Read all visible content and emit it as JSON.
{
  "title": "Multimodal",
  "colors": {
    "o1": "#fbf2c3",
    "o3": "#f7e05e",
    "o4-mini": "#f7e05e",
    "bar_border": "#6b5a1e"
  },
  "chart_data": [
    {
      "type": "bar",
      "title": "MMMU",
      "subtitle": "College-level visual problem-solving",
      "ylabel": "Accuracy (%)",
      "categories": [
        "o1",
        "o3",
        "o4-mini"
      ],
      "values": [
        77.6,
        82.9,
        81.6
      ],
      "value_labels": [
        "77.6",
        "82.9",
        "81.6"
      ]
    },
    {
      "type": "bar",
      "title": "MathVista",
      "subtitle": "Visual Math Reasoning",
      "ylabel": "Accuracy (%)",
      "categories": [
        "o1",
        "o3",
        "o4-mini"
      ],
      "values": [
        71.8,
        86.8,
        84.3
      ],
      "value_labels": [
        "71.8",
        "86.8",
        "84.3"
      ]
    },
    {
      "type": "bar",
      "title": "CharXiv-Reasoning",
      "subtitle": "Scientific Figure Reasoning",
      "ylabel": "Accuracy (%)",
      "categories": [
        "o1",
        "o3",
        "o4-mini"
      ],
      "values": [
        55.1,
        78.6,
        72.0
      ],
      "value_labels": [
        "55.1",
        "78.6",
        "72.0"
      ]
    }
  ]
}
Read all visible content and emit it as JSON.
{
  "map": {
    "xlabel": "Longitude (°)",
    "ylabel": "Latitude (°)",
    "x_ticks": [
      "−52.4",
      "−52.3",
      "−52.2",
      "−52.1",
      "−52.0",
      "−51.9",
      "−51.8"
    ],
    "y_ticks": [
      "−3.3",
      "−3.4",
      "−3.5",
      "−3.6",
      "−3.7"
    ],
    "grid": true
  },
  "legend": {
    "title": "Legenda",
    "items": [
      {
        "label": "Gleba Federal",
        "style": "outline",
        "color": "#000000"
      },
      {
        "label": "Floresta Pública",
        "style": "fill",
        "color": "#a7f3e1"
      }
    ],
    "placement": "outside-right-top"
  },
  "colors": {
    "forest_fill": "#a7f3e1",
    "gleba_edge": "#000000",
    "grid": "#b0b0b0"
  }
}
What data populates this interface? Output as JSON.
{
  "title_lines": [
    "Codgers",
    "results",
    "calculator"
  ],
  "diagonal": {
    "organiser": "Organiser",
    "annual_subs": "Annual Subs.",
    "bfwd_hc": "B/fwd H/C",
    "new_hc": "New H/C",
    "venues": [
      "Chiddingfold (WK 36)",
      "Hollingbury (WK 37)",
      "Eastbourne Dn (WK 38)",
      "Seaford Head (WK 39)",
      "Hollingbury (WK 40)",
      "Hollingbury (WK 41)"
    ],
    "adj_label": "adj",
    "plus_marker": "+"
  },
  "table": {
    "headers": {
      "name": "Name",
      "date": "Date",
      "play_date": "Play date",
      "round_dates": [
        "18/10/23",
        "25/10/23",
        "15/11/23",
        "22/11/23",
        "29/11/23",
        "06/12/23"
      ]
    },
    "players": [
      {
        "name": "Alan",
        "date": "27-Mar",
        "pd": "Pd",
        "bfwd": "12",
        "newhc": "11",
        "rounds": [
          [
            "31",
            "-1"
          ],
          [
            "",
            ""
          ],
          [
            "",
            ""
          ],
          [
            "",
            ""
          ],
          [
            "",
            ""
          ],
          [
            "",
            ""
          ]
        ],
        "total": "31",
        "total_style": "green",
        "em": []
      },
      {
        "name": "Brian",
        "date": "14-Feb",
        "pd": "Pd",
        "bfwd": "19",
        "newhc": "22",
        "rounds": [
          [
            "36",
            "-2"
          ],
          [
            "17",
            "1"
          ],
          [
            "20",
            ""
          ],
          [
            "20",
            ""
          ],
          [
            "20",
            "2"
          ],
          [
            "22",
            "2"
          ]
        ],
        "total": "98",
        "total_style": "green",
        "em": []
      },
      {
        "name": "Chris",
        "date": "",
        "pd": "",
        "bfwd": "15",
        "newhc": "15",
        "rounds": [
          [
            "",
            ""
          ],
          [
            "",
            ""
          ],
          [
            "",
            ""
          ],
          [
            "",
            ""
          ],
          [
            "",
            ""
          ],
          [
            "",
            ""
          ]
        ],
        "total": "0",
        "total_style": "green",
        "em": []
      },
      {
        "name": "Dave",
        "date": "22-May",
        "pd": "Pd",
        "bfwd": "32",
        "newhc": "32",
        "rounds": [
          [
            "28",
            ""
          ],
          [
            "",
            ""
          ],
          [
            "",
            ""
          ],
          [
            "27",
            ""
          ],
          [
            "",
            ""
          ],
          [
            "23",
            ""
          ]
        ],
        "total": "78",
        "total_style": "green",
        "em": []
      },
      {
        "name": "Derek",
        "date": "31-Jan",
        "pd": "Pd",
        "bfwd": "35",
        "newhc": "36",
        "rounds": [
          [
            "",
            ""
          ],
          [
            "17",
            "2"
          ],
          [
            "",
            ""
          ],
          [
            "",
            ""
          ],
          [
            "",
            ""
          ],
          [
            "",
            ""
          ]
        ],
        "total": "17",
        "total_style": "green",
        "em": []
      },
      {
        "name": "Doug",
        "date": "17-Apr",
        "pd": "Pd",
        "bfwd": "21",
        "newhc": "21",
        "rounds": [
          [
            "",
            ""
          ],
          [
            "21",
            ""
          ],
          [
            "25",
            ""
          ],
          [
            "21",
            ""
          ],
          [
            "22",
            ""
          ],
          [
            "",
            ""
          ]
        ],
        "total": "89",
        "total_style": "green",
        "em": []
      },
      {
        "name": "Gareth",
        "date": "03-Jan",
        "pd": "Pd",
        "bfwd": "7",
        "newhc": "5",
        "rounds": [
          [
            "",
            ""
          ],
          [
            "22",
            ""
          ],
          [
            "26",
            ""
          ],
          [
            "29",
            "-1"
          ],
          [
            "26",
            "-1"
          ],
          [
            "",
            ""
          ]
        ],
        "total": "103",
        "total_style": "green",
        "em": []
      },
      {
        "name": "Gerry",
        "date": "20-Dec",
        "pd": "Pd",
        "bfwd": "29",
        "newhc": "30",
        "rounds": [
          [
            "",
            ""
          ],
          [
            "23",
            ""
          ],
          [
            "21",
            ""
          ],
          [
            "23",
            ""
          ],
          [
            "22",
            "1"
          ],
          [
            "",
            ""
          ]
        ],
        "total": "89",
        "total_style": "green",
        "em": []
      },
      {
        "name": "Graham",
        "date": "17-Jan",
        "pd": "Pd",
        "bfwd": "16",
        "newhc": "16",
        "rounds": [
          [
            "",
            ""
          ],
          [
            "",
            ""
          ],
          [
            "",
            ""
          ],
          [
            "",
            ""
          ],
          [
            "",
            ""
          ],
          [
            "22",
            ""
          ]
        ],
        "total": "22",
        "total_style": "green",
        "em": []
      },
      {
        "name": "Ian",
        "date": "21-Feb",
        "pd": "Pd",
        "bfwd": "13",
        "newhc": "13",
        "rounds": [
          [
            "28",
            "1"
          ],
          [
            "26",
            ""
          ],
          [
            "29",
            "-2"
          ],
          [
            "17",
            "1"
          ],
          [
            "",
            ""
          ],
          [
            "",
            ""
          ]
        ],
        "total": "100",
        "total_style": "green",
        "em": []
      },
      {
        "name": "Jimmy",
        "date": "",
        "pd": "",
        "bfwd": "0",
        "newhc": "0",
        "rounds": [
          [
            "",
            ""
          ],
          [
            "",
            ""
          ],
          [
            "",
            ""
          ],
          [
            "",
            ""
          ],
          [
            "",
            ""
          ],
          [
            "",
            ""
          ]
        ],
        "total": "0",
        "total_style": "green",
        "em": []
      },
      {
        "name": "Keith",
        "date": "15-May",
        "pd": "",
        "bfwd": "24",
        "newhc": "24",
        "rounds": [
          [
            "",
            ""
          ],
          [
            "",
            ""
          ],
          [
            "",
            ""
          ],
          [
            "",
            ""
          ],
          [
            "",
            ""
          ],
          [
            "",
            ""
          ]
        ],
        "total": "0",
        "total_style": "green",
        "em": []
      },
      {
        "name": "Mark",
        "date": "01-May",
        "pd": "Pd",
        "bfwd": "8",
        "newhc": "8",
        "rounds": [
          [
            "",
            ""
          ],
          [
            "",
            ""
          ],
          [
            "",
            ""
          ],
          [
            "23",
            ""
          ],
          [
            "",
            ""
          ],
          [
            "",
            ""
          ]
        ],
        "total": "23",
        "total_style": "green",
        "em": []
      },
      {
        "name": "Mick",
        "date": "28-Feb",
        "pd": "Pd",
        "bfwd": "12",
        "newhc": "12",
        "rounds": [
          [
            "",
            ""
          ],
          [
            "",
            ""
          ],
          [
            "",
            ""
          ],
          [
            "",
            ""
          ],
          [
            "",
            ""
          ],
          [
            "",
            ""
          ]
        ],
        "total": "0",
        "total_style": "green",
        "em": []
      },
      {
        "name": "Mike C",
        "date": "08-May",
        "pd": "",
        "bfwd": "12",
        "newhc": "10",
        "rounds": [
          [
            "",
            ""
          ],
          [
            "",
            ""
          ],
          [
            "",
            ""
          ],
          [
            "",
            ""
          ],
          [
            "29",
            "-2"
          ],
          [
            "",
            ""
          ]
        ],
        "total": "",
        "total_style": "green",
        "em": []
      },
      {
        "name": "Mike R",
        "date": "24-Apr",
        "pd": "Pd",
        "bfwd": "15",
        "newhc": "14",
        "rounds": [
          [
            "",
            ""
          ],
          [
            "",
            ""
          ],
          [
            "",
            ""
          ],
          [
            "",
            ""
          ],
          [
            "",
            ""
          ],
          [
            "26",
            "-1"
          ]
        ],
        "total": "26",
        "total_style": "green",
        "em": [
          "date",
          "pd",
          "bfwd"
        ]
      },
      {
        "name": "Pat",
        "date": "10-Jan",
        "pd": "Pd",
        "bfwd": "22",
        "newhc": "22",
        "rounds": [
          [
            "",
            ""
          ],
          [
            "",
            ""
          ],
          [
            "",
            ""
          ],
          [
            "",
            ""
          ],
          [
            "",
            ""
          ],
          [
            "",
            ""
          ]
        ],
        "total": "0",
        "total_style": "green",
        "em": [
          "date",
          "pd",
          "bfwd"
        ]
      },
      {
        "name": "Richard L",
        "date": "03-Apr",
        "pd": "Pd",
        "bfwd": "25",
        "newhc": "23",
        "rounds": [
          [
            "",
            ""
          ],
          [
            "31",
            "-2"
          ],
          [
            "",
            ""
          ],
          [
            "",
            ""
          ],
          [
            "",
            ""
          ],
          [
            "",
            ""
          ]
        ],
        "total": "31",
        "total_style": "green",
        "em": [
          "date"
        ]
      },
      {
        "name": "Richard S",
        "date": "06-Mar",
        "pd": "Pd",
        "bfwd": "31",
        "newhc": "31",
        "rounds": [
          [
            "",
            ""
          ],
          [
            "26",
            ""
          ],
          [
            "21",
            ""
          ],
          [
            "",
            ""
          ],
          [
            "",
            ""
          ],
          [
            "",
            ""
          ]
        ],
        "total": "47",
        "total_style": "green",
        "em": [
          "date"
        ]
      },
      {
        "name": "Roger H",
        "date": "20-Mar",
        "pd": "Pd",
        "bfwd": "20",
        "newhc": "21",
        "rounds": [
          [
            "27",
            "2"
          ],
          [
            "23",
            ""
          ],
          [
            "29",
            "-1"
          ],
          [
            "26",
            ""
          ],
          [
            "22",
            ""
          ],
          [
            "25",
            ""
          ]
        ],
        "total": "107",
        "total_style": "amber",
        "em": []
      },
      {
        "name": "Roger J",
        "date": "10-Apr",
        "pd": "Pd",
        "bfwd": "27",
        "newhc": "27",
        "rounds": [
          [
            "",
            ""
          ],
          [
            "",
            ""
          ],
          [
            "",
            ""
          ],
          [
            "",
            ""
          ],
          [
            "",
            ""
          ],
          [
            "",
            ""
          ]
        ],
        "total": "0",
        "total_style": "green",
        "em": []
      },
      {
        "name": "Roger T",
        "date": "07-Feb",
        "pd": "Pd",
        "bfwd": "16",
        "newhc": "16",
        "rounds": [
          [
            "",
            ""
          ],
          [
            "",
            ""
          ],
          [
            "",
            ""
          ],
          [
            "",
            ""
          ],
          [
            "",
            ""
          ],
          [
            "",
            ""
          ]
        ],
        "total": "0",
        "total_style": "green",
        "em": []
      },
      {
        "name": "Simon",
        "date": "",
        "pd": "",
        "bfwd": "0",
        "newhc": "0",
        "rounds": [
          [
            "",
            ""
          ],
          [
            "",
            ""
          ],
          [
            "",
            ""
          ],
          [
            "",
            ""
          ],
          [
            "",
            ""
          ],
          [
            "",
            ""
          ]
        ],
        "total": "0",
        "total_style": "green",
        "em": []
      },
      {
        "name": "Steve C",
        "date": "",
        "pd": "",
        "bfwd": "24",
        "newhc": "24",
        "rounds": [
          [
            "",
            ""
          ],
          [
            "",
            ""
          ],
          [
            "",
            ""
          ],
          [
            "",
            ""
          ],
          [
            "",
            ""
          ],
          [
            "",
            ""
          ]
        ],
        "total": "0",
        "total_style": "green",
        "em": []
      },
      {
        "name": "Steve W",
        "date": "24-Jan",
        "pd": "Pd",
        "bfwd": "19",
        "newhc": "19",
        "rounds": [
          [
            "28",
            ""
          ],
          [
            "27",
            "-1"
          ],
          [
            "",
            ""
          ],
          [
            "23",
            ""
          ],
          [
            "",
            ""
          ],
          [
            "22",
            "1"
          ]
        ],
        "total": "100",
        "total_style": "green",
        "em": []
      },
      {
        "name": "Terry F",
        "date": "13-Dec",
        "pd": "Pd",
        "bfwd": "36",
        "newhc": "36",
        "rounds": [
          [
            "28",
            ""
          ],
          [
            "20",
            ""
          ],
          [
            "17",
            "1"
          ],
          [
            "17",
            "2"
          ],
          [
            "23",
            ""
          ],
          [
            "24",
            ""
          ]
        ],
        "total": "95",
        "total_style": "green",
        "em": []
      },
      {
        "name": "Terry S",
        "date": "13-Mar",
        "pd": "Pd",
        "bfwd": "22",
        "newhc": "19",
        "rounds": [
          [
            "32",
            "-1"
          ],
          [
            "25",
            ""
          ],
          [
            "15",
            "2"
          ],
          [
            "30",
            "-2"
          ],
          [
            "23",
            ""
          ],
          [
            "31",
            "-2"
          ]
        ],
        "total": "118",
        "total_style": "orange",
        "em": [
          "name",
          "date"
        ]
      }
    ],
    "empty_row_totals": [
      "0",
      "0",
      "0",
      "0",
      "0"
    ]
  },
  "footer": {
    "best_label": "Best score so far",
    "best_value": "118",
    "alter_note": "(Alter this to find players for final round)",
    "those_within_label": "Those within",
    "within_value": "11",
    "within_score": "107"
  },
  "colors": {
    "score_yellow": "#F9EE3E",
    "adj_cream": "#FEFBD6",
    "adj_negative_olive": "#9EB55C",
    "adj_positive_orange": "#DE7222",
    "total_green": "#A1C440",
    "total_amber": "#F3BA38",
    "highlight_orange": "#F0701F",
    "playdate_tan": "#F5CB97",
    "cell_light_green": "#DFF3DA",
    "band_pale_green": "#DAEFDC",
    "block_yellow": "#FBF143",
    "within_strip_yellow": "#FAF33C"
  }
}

______

▸ **Request**: In the listing above, how many lines include the word "this"? Answer with the number and nothing more.

▸ **Finished task**: 2